- **Extracts from a graphics dataset**
=======
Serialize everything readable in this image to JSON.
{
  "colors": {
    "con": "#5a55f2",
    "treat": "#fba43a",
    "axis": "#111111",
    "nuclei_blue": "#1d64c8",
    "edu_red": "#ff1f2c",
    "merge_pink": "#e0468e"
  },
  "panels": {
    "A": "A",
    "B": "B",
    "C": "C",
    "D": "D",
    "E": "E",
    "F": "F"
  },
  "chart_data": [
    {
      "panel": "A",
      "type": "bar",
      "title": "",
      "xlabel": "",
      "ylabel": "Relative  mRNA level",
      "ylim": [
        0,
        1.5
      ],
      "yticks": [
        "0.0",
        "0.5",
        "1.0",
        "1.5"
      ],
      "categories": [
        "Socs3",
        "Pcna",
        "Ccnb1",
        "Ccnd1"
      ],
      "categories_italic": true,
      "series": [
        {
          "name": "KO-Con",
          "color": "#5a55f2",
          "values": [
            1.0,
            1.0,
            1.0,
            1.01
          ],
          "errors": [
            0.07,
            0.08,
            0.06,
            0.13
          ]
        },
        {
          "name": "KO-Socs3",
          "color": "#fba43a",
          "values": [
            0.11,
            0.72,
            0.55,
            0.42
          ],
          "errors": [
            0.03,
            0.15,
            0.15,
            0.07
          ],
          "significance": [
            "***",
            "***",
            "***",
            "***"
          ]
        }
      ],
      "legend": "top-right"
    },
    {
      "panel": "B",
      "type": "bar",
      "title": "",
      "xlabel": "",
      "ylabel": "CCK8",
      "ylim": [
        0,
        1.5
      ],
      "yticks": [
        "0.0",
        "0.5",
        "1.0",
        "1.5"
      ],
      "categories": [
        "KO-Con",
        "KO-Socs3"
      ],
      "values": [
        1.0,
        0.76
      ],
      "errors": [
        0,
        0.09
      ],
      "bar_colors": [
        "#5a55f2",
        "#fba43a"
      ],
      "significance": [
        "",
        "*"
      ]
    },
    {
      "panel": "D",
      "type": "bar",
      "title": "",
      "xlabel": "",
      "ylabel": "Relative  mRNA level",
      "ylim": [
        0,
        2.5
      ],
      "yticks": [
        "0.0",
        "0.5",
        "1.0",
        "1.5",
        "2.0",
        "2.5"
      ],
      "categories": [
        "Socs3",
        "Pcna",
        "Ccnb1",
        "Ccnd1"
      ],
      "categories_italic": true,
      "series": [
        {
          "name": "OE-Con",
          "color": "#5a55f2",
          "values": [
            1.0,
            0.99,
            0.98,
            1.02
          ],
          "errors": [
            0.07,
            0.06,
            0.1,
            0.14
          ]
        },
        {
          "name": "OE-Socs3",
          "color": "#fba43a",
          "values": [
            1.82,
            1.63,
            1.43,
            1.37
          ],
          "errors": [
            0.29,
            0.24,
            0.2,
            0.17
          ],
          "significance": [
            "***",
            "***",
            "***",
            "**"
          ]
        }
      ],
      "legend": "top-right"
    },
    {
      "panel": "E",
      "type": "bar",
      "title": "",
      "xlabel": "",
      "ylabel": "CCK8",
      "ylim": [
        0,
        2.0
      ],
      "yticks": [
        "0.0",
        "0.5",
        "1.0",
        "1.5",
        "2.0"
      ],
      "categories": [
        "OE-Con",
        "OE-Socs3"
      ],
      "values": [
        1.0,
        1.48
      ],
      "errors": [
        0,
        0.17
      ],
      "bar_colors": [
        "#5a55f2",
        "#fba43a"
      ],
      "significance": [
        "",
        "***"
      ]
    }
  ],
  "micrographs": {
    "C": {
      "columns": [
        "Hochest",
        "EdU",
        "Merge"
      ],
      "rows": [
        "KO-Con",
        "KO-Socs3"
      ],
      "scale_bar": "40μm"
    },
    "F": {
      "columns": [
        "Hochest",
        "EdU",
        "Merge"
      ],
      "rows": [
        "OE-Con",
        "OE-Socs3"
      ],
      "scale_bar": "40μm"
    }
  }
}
=======
- **Exercise prompt**
The data above should be returned exactly as written.

- **Worked solution**
Serialize everything readable in this image to JSON.
{
  "colors": {
    "con": "#5a55f2",
    "treat": "#fba43a",
    "axis": "#111111",
    "nuclei_blue": "#1d64c8",
    "edu_red": "#ff1f2c",
    "merge_pink": "#e0468e"
  },
  "panels": {
    "A": "A",
    "B": "B",
    "C": "C",
    "D": "D",
    "E": "E",
    "F": "F"
  },
  "chart_data": [
    {
      "panel": "A",
      "type": "bar",
      "title": "",
      "xlabel": "",
      "ylabel": "Relative  mRNA level",
      "ylim": [
        0,
        1.5
      ],
      "yticks": [
        "0.0",
        "0.5",
        "1.0",
        "1.5"
      ],
      "categories": [
        "Socs3",
        "Pcna",
        "Ccnb1",
        "Ccnd1"
      ],
      "categories_italic": true,
      "series": [
        {
          "name": "KO-Con",
          "color": "#5a55f2",
          "values": [
            1.0,
            1.0,
            1.0,
            1.01
          ],
          "errors": [
            0.07,
            0.08,
            0.06,
            0.13
          ]
        },
        {
          "name": "KO-Socs3",
          "color": "#fba43a",
          "values": [
            0.11,
            0.72,
            0.55,
            0.42
          ],
          "errors": [
            0.03,
            0.15,
            0.15,
            0.07
          ],
          "significance": [
            "***",
            "***",
            "***",
            "***"
          ]
        }
      ],
      "legend": "top-right"
    },
    {
      "panel": "B",
      "type": "bar",
      "title": "",
      "xlabel": "",
      "ylabel": "CCK8",
      "ylim": [
        0,
        1.5
      ],
      "yticks": [
        "0.0",
        "0.5",
        "1.0",
        "1.5"
      ],
      "categories": [
        "KO-Con",
        "KO-Socs3"
      ],
      "values": [
        1.0,
        0.76
      ],
      "errors": [
        0,
        0.09
      ],
      "bar_colors": [
        "#5a55f2",
        "#fba43a"
      ],
      "significance": [
        "",
        "*"
      ]
    },
    {
      "panel": "D",
      "type": "bar",
      "title": "",
      "xlabel": "",
      "ylabel": "Relative  mRNA level",
      "ylim": [
        0,
        2.5
      ],
      "yticks": [
        "0.0",
        "0.5",
        "1.0",
        "1.5",
        "2.0",
        "2.5"
      ],
      "categories": [
        "Socs3",
        "Pcna",
        "Ccnb1",
        "Ccnd1"
      ],
      "categories_italic": true,
      "series": [
        {
          "name": "OE-Con",
          "color": "#5a55f2",
          "values": [
            1.0,
            0.99,
            0.98,
            1.02
          ],
          "errors": [
            0.07,
            0.06,
            0.1,
            0.14
          ]
        },
        {
          "name": "OE-Socs3",
          "color": "#fba43a",
          "values": [
            1.82,
            1.63,
            1.43,
            1.37
          ],
          "errors": [
            0.29,
            0.24,
            0.2,
            0.17
          ],
          "significance": [
            "***",
            "***",
            "***",
            "**"
          ]
        }
      ],
      "legend": "top-right"
    },
    {
      "panel": "E",
      "type": "bar",
      "title": "",
      "xlabel": "",
      "ylabel": "CCK8",
      "ylim": [
        0,
        2.0
      ],
      "yticks": [
        "0.0",
        "0.5",
        "1.0",
        "1.5",
        "2.0"
      ],
      "categories": [
        "OE-Con",
        "OE-Socs3"
      ],
      "values": [
        1.0,
        1.48
      ],
      "errors": [
        0,
        0.17
      ],
      "bar_colors": [
        "#5a55f2",
        "#fba43a"
      ],
      "significance": [
        "",
        "***"
      ]
    }
  ],
  "micrographs": {
    "C": {
      "columns": [
        "Hochest",
        "EdU",
        "Merge"
      ],
      "rows": [
        "KO-Con",
        "KO-Socs3"
      ],
      "scale_bar": "40μm"
    },
    "F": {
      "columns": [
        "Hochest",
        "EdU",
        "Merge"
      ],
      "rows": [
        "OE-Con",
        "OE-Socs3"
      ],
      "scale_bar": "40μm"
    }
  }
}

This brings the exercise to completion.